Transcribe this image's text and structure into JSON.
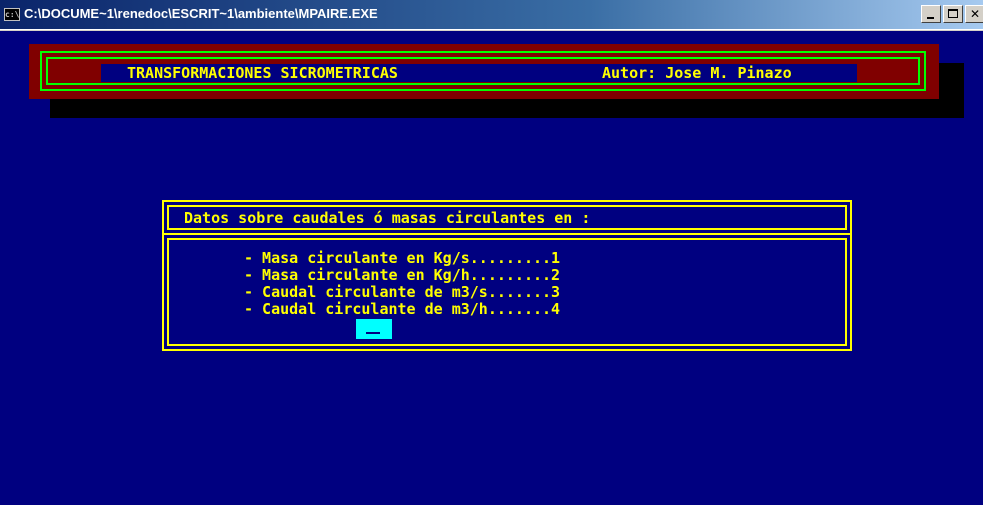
{
  "window": {
    "title": "C:\\DOCUME~1\\renedoc\\ESCRIT~1\\ambiente\\MPAIRE.EXE",
    "app_icon": "console-icon",
    "app_icon_text": "c:\\",
    "buttons": {
      "minimize": "minimize-icon",
      "maximize": "maximize-icon",
      "close": "close-icon"
    }
  },
  "banner": {
    "title": "TRANSFORMACIONES SICROMETRICAS",
    "author": "Autor: Jose M. Pinazo"
  },
  "dialog": {
    "header": "Datos sobre caudales ó masas circulantes en :",
    "options": [
      {
        "text": "- Masa circulante en Kg/s.........1"
      },
      {
        "text": "- Masa circulante en Kg/h.........2"
      },
      {
        "text": "- Caudal circulante de m3/s.......3"
      },
      {
        "text": "- Caudal circulante de m3/h.......4"
      }
    ],
    "input_value": ""
  },
  "colors": {
    "console_background": "#000080",
    "banner_background": "#800000",
    "banner_frame": "#00ff00",
    "text": "#ffff00",
    "cursor": "#00ffff"
  }
}
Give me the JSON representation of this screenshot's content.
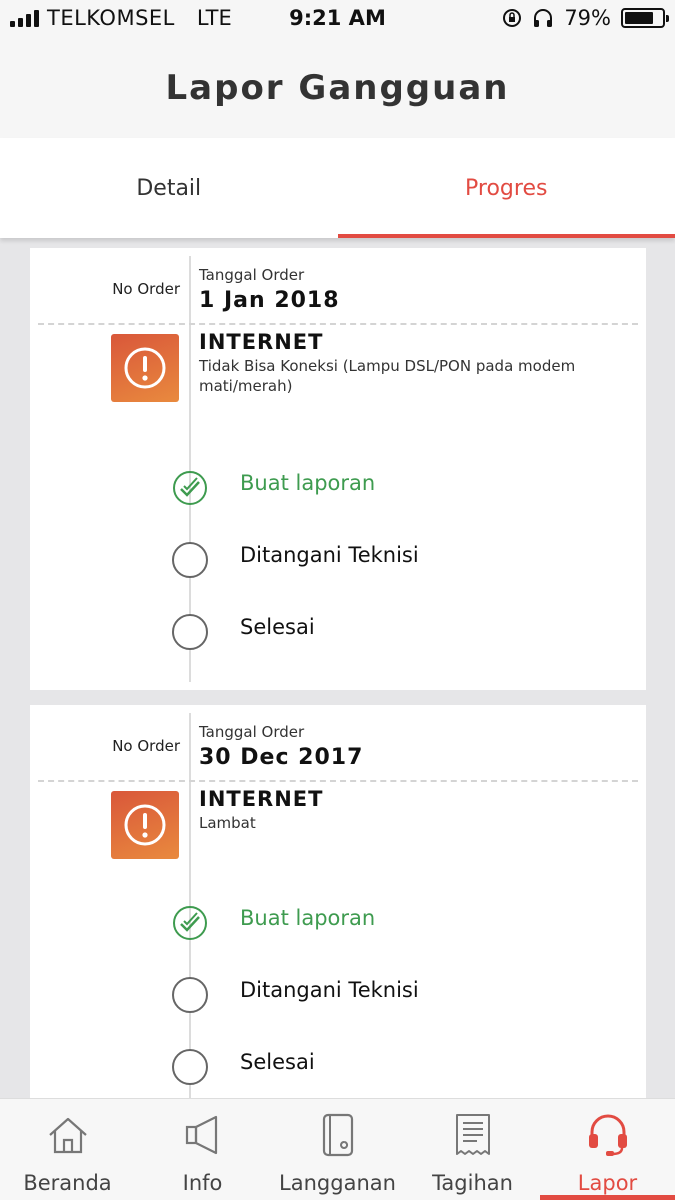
{
  "status": {
    "carrier": "TELKOMSEL",
    "network": "LTE",
    "time": "9:21 AM",
    "battery": "79%",
    "battery_level": 0.79
  },
  "header": {
    "title": "Lapor Gangguan"
  },
  "tabs": [
    {
      "label": "Detail"
    },
    {
      "label": "Progres"
    }
  ],
  "cards": [
    {
      "no_order_label": "No Order",
      "tanggal_label": "Tanggal Order",
      "date": "1 Jan 2018",
      "service": "INTERNET",
      "description": "Tidak Bisa Koneksi (Lampu DSL/PON pada modem mati/merah)",
      "steps": [
        {
          "label": "Buat laporan",
          "done": true
        },
        {
          "label": "Ditangani Teknisi",
          "done": false
        },
        {
          "label": "Selesai",
          "done": false
        }
      ]
    },
    {
      "no_order_label": "No Order",
      "tanggal_label": "Tanggal Order",
      "date": "30 Dec 2017",
      "service": "INTERNET",
      "description": "Lambat",
      "steps": [
        {
          "label": "Buat laporan",
          "done": true
        },
        {
          "label": "Ditangani Teknisi",
          "done": false
        },
        {
          "label": "Selesai",
          "done": false
        }
      ]
    }
  ],
  "nav": [
    {
      "label": "Beranda",
      "icon": "home-icon"
    },
    {
      "label": "Info",
      "icon": "megaphone-icon"
    },
    {
      "label": "Langganan",
      "icon": "book-icon"
    },
    {
      "label": "Tagihan",
      "icon": "receipt-icon"
    },
    {
      "label": "Lapor",
      "icon": "headset-icon"
    }
  ],
  "colors": {
    "accent": "#e24b42",
    "done": "#3e9b4f",
    "alert_from": "#d9573a",
    "alert_to": "#e98a3e"
  }
}
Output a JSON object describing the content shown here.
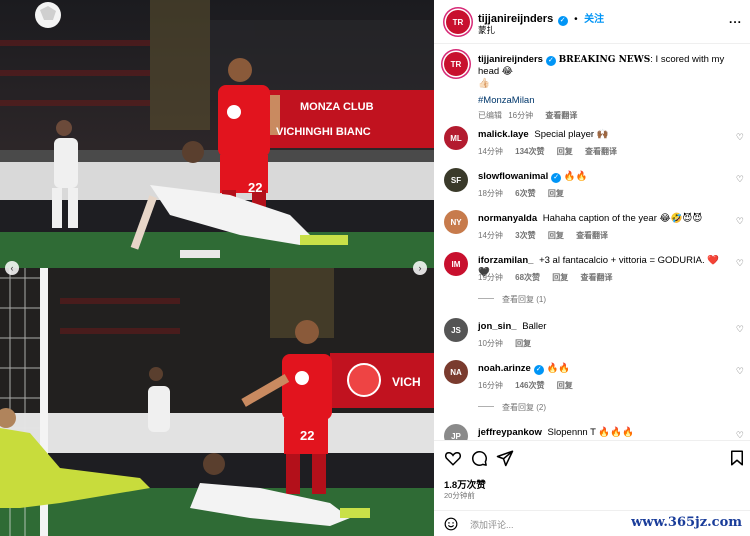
{
  "post": {
    "author": "tijjanireijnders",
    "follow_label": "关注",
    "subtitle": "蒙扎",
    "more_label": "...",
    "caption_prefix": "BREAKING NEWS",
    "caption_rest": ": I scored with my head 😂",
    "caption_emoji": "👍🏻",
    "hashtag": "#MonzaMilan",
    "caption_meta": [
      "已编辑",
      "16分钟",
      "查看翻译"
    ]
  },
  "comments": [
    {
      "user": "malick.laye",
      "verified": false,
      "text": "Special player 🙌🏾",
      "time": "14分钟",
      "likes": "134次赞",
      "reply": "回复",
      "translate": "查看翻译",
      "avatar_color": "#b31b2f",
      "avatar_initials": "ML"
    },
    {
      "user": "slowflowanimal",
      "verified": true,
      "text": "🔥🔥",
      "time": "18分钟",
      "likes": "6次赞",
      "reply": "回复",
      "translate": "",
      "avatar_color": "#3a3a2a",
      "avatar_initials": "SF"
    },
    {
      "user": "normanyalda",
      "verified": false,
      "text": "Hahaha caption of the year 😂🤣😈😈",
      "time": "14分钟",
      "likes": "3次赞",
      "reply": "回复",
      "translate": "查看翻译",
      "avatar_color": "#c77b4c",
      "avatar_initials": "NY"
    },
    {
      "user": "iforzamilan_",
      "verified": false,
      "text": "+3 al fantacalcio + vittoria = GODURIA. ❤️🖤",
      "time": "19分钟",
      "likes": "68次赞",
      "reply": "回复",
      "translate": "查看翻译",
      "avatar_color": "#c8102e",
      "avatar_initials": "IM",
      "view_replies": "查看回复 (1)"
    },
    {
      "user": "jon_sin_",
      "verified": false,
      "text": "Baller",
      "time": "10分钟",
      "likes": "",
      "reply": "回复",
      "translate": "",
      "avatar_color": "#555555",
      "avatar_initials": "JS"
    },
    {
      "user": "noah.arinze",
      "verified": true,
      "text": "🔥🔥",
      "time": "16分钟",
      "likes": "146次赞",
      "reply": "回复",
      "translate": "",
      "avatar_color": "#7a3b2e",
      "avatar_initials": "NA",
      "view_replies": "查看回复 (2)"
    },
    {
      "user": "jeffreypankow",
      "verified": false,
      "text": "Slopennn T 🔥🔥🔥",
      "time": "",
      "likes": "",
      "reply": "",
      "translate": "",
      "avatar_color": "#8a8a8a",
      "avatar_initials": "JP"
    }
  ],
  "footer": {
    "likes": "1.8万次赞",
    "time": "20分钟前",
    "add_comment_placeholder": "添加评论...",
    "watermark": "www.365jz.com"
  },
  "colors": {
    "accent_blue": "#0095f6",
    "monza_red": "#e2141e",
    "milan_white": "#f2f2f2",
    "pitch_green": "#2f6b35"
  },
  "icons": [
    "heart-icon",
    "comment-icon",
    "share-icon",
    "bookmark-icon",
    "emoji-icon",
    "more-icon",
    "chevron-left-icon",
    "chevron-right-icon",
    "verified-icon"
  ]
}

──────────────────────────────

## Aim of the task
Of the lines in the entries above, how many include "user"? Only the number should be given.

## Full output
7